| Given task |
Without the pictures, output the records below word for word.

| Stored data |

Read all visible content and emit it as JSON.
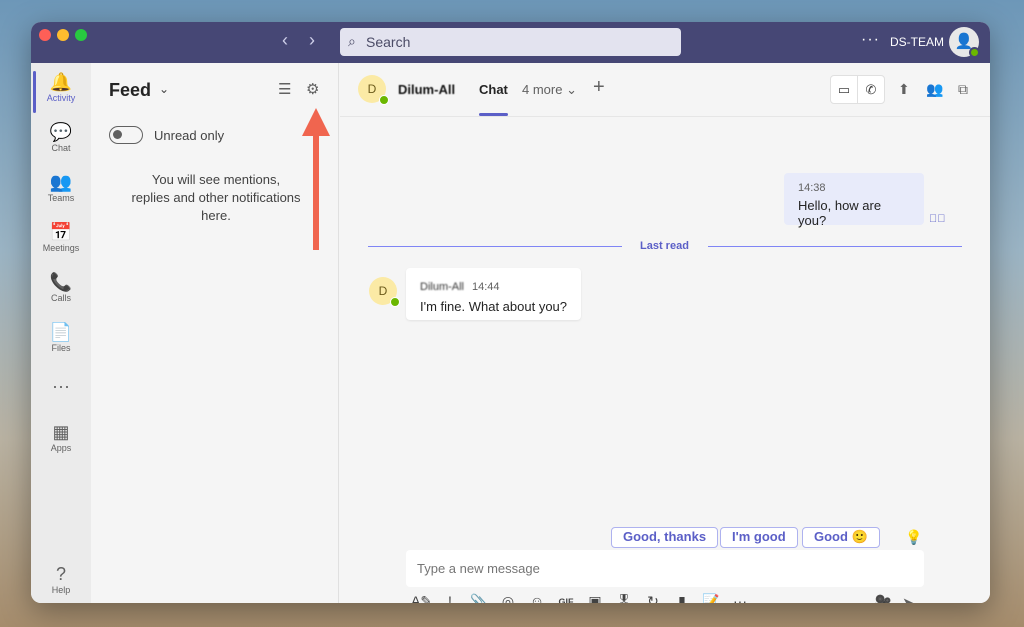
{
  "titlebar": {
    "search_placeholder": "Search",
    "more": "···",
    "team": "DS-TEAM",
    "back": "‹",
    "forward": "›"
  },
  "rail": [
    {
      "label": "Activity",
      "icon": "🔔"
    },
    {
      "label": "Chat",
      "icon": "💬"
    },
    {
      "label": "Teams",
      "icon": "👥"
    },
    {
      "label": "Meetings",
      "icon": "📅"
    },
    {
      "label": "Calls",
      "icon": "📞"
    },
    {
      "label": "Files",
      "icon": "📄"
    },
    {
      "label": "",
      "icon": "···"
    },
    {
      "label": "Apps",
      "icon": "▦"
    },
    {
      "label": "Help",
      "icon": "?"
    }
  ],
  "feed": {
    "title": "Feed",
    "unread_label": "Unread only",
    "empty_text": "You will see mentions, replies and other notifications here."
  },
  "chat": {
    "avatar_initial": "D",
    "name": "Dilum-All",
    "tab": "Chat",
    "more": "4 more ⌄",
    "messages": [
      {
        "time": "14:38",
        "text": "Hello, how are you?"
      },
      {
        "sender": "Dilum-All",
        "time": "14:44",
        "text": "I'm fine. What about you?"
      }
    ],
    "last_read": "Last read",
    "suggestions": [
      "Good, thanks",
      "I'm good",
      "Good 🙂"
    ],
    "compose_placeholder": "Type a new message"
  },
  "colors": {
    "accent": "#5b5fc7",
    "titlebar": "#464775"
  }
}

| Answer in full |
Read all visible content and emit it as JSON.
{
  "titlebar": {
    "search_placeholder": "Search",
    "more": "···",
    "team": "DS-TEAM",
    "back": "‹",
    "forward": "›"
  },
  "rail": [
    {
      "label": "Activity",
      "icon": "🔔"
    },
    {
      "label": "Chat",
      "icon": "💬"
    },
    {
      "label": "Teams",
      "icon": "👥"
    },
    {
      "label": "Meetings",
      "icon": "📅"
    },
    {
      "label": "Calls",
      "icon": "📞"
    },
    {
      "label": "Files",
      "icon": "📄"
    },
    {
      "label": "",
      "icon": "···"
    },
    {
      "label": "Apps",
      "icon": "▦"
    },
    {
      "label": "Help",
      "icon": "?"
    }
  ],
  "feed": {
    "title": "Feed",
    "unread_label": "Unread only",
    "empty_text": "You will see mentions, replies and other notifications here."
  },
  "chat": {
    "avatar_initial": "D",
    "name": "Dilum-All",
    "tab": "Chat",
    "more": "4 more ⌄",
    "messages": [
      {
        "time": "14:38",
        "text": "Hello, how are you?"
      },
      {
        "sender": "Dilum-All",
        "time": "14:44",
        "text": "I'm fine. What about you?"
      }
    ],
    "last_read": "Last read",
    "suggestions": [
      "Good, thanks",
      "I'm good",
      "Good 🙂"
    ],
    "compose_placeholder": "Type a new message"
  },
  "colors": {
    "accent": "#5b5fc7",
    "titlebar": "#464775"
  }
}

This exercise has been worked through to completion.